▶ _Selected text_:
----

Africans in major conurbations across the continent see such transformation everywhere; but so too do those working closely with the continent’s successful business leaders and wealthier individuals.

“In almost every country in Africa, the number of hotels, restaurants and retail outlets offering goods and services on a par with those in Europe or the US just grows every year,” observes David Hardisty, Director for Africa at Barclays Wealth and Investment Management. “There is a palpable sense of major and rapid change.”

Property booms across the continent are possibly a key metric of that growing affluence. When Kenya was named as the number one country in last year’s global house price-rise survey by market specialist Knight Frank there was widespread acknowledgement both within the continent and beyond that Africa was heating up economically. As Knight Frank reported, upper-end housing in the capital Nairobi, as well as in Kenya’s coastal regions, jumped by 25% in 2011/12 alone.

45 million of Africa’s billion people are defined as “upper middle class”, with income and aspirations to match

Elsewhere, some of the commercial investment is on a scale never seen before in Africa. The new Eko Atlantic city project based on reclaimed land at the Nigerian capital of Lagos, for example, will eventually create a new suburb that will be home to some 250,000 people, while also forming the basis for a new financial hub for West Africa.

In light of such developments, the world’s largest consumer goods companies have intensified their efforts to target the African consumer. Last year, UK-headquartered Unilever set its sights on doubling revenues from Africa over the next five years. Procter & Gamble’s CEO, Bob McDonald, calls Africa the US company’s “next frontier”. And executives at French beauty products giant, L’Oréal, talk of growth in Africa in the range of 10 to 20 %, building on an early presence in some 15 countries.

Rise of the middle-class

Behind that surge of demand in almost every commercial sector throughout Africa is the emergence of a fast-expanding middle class with relatively high amounts of disposable income. A seminal study by the African Development Bank from 2011 reported that Africa’s middle class grew from 151.4 million or 27 % of the population in 1990 to 313 million or 34.3 % of Africans in 2010 – putting it on a similar scale to the middle classes of China or India. And a key factor in that trend is growth, both economic and demographic.

The International Monetary Fund (IMF) forecasts an economic uplift of 5.25 % across sub-Saharan Africa as a whole for 2013; but that disguises much faster growth in the best-performing countries (such as Ghana, Zambia and Mozambique) where a GDP jump of 7 to 8 % or more is expected. (see analysis, ‘Africa’s economic hotspots’)

----

▶ _Items_:

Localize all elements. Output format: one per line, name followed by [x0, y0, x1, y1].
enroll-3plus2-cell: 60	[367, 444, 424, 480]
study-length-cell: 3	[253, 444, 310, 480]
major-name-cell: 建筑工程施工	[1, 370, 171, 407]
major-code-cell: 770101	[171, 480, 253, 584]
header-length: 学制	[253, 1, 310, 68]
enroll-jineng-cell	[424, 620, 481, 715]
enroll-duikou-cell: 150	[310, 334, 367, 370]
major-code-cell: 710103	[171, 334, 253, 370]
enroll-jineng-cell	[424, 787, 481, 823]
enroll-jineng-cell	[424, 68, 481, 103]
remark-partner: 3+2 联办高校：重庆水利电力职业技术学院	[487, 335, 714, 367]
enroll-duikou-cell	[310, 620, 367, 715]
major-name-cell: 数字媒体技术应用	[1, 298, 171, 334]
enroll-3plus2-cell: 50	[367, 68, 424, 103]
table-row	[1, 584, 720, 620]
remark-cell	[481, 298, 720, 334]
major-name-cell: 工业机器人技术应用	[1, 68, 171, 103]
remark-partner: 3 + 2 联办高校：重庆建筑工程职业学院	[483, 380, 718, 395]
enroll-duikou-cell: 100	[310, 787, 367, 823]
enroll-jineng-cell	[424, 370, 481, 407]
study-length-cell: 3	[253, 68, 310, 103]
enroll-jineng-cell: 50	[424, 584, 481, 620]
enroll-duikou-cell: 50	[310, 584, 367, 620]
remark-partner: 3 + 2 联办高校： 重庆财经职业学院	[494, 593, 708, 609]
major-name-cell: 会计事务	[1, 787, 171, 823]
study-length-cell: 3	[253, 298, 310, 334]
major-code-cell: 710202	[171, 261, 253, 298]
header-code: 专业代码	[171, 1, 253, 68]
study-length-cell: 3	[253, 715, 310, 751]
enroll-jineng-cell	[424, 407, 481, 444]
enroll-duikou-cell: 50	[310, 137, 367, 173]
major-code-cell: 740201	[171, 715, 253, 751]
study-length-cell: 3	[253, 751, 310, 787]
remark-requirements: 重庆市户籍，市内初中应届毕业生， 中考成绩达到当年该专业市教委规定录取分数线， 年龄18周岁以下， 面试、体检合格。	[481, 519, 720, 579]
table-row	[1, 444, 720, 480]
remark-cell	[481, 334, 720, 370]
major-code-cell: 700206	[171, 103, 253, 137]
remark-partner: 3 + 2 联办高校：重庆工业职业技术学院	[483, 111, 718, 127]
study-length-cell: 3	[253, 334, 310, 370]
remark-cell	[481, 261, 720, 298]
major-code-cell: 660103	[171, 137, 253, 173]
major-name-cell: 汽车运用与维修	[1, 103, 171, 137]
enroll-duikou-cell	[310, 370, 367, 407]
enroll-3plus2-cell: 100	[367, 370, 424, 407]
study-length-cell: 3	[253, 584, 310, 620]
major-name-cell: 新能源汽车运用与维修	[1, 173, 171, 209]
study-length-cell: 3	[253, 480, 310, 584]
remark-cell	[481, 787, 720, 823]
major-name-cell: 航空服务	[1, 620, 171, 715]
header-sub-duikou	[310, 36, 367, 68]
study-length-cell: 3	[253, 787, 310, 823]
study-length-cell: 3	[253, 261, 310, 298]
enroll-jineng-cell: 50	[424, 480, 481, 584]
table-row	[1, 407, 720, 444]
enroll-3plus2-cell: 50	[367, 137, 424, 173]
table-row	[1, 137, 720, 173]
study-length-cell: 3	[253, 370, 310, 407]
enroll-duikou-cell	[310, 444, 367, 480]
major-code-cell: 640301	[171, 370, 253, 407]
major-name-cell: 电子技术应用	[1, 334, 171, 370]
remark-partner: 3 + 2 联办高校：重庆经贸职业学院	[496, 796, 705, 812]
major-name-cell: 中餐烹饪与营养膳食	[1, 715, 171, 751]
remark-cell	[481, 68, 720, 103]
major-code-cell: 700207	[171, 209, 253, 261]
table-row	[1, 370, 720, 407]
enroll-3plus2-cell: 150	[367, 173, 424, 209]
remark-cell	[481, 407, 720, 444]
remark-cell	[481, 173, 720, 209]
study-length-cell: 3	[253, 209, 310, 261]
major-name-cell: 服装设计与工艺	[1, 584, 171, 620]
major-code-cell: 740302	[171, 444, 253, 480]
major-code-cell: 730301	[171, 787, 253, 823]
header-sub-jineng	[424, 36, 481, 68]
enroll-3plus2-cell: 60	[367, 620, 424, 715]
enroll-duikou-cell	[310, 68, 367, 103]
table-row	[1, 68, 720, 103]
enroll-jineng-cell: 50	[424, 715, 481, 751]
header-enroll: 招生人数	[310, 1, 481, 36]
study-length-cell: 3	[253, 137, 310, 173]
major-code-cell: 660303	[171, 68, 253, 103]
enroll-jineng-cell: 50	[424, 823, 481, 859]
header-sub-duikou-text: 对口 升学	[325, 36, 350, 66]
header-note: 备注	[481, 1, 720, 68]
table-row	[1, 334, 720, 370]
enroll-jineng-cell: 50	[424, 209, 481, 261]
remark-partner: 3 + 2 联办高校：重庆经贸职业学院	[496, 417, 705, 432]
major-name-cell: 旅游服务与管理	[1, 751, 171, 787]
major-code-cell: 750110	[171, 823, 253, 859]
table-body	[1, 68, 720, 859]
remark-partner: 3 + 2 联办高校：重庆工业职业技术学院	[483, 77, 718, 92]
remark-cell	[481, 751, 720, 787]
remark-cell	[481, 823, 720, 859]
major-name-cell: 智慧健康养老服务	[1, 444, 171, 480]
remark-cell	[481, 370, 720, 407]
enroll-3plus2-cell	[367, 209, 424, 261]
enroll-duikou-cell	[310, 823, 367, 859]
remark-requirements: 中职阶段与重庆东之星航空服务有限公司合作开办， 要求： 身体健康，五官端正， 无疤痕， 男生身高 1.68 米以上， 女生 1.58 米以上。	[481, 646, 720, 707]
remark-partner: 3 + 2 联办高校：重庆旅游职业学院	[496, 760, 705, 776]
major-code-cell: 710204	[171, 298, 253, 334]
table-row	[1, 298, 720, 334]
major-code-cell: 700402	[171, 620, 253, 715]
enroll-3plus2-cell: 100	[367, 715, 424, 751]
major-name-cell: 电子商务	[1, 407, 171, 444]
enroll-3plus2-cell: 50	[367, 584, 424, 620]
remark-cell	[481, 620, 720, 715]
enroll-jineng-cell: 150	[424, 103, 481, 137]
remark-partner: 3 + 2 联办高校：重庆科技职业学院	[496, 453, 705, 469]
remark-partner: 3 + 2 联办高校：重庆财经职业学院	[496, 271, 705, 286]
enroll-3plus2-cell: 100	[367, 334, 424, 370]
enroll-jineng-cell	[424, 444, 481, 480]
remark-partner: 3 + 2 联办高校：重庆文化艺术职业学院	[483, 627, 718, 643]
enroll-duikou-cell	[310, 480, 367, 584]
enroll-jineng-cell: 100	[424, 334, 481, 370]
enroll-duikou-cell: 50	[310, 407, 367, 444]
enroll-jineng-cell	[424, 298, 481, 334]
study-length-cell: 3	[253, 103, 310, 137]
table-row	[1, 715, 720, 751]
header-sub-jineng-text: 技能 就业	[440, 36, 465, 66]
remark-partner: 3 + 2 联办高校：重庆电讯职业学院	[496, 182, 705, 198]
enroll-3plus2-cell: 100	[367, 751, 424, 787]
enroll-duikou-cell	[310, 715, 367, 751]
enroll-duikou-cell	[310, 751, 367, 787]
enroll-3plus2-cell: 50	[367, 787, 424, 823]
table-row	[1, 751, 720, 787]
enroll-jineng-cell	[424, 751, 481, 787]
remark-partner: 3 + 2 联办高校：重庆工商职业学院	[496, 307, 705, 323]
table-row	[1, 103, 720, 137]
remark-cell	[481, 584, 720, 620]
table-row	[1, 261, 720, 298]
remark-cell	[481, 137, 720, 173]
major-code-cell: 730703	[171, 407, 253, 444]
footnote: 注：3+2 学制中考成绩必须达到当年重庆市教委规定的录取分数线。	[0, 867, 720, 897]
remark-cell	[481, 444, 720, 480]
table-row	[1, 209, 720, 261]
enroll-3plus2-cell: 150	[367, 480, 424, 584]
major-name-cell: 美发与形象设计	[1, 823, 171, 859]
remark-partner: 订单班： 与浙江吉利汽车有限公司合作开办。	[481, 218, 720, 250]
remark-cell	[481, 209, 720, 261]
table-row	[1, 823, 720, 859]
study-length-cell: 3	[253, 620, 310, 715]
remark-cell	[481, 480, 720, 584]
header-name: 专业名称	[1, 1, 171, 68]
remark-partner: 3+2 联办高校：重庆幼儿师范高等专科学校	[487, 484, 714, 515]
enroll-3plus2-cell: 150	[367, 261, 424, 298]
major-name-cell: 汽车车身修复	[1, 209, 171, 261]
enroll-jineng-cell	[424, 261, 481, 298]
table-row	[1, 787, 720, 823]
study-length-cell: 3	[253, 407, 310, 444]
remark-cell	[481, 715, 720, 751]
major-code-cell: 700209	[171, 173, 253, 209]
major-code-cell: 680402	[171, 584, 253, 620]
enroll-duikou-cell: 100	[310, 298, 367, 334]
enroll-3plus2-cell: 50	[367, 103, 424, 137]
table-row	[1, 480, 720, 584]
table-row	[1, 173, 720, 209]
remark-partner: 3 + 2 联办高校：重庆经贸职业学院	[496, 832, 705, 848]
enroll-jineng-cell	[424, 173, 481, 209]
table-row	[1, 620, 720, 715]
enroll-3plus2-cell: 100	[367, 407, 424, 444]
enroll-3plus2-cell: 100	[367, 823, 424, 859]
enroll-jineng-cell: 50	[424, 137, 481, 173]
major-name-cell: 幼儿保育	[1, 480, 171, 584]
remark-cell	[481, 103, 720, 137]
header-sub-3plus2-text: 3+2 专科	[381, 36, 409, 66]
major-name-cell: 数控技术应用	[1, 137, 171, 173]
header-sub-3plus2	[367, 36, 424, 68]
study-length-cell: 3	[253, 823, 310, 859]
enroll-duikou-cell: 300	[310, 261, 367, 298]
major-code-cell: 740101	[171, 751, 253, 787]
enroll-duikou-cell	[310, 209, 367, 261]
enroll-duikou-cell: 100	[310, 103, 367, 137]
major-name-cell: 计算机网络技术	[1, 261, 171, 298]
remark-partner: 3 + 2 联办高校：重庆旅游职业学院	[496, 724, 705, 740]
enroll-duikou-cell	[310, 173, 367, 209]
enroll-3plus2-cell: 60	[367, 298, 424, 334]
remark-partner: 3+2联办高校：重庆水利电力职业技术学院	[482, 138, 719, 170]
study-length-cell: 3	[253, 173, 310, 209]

----

▶ _Short task 1_: In the passage on African affluence, turn the paragraph beginning "In light of such developments" into a short bulleted list that keeps its main facts.
▶ _Short task 2_: Carry the passage on African affluence forward from its last sentence.
The rows have no connection to the passage on African affluence.

▶ _Exercise result 1_:
- The world's largest consumer goods companies have stepped up their efforts to reach African consumers.
- Last year, UK-headquartered Unilever set a goal of doubling its African revenues over the next five years.
- Procter & Gamble CEO Bob McDonald calls Africa the US company's "next frontier."
- L'Oréal executives speak of 10 to 20% growth in Africa, building on an early presence in about 15 countries.

▶ _Exercise result 2_:
The population is also growing fast: according to the United Nations, at current rates, the number of Africans will surge from around 1 billion today to 1.4 billion in 2025 and 1.9 billion in 2050. Against this backdrop is the increasing urbanisation of populations: one in every three Africans now lives in a city, and together accounting for 80% of the continent’s GDP, according to the UN. And that has spawned an affluent class in many African countries which has its own set of lifestyle aspirations.

Certainly that affluent group stands outside of many definitions of ‘middle class Africa’ – at least as classified by agencies such as the African Development Bank, It regards middle class as those with spending power of between $2 and $20 a day. However, it says a good proportion (1 in 8 or 45 million) of those sit within the upper-middle class bracket, with higher incomes and aspirations to match.

Africa’s increasingly affluent citizens are looking to create a balanced portfolio of asset classes both on and offshore.

Research by business and tax consultancy Deloitte shows that this group has some clear characteristics: they are well-educated, live in urban centres and have salaried positions or run their own business. Many also opt for private education and health services, and they will often send their children to school or university overseas. Above all, the members of this new African elite class have high expectations: they expect their living standards and those of their children to continue to improve, says Deloitte.

Financial imperatives

While such affluence sits alongside sometimes shocking poverty, real prosperity is also becoming more widespread. According to international consultancy Bain & Co, Africa has more than 120,000 dollar millionaires (Russia boasts 95,000), with their numbers rising by 3.9 % in 2011, faster than any other region with the exception of Latin America.

Such significant wealth is being generated by a variety of sources: oil and mineral resources are obvious drivers, but increasingly it is coming from the development of consumer markets in themselves and the services sectors, such as banking, finance and healthcare, that provide support for wealthier individuals and business.

At the top end of the scale, Africa’s new affluence is apparent in spending patterns. In 2012, for example, Porsche opened for business in the Nigerian capital of Lagos, its first centre in sub-Saharan Africa outside of South Africa. Nigeria has also become one of the world’s top 20 markets for champagne, according to Euromonitor. (Its research also highlights how the number of Nigerian households with an annual disposable income of the equivalent of over $10,000 will rise by over 140 % over the 2013-2020 period to reach 13.6 million.)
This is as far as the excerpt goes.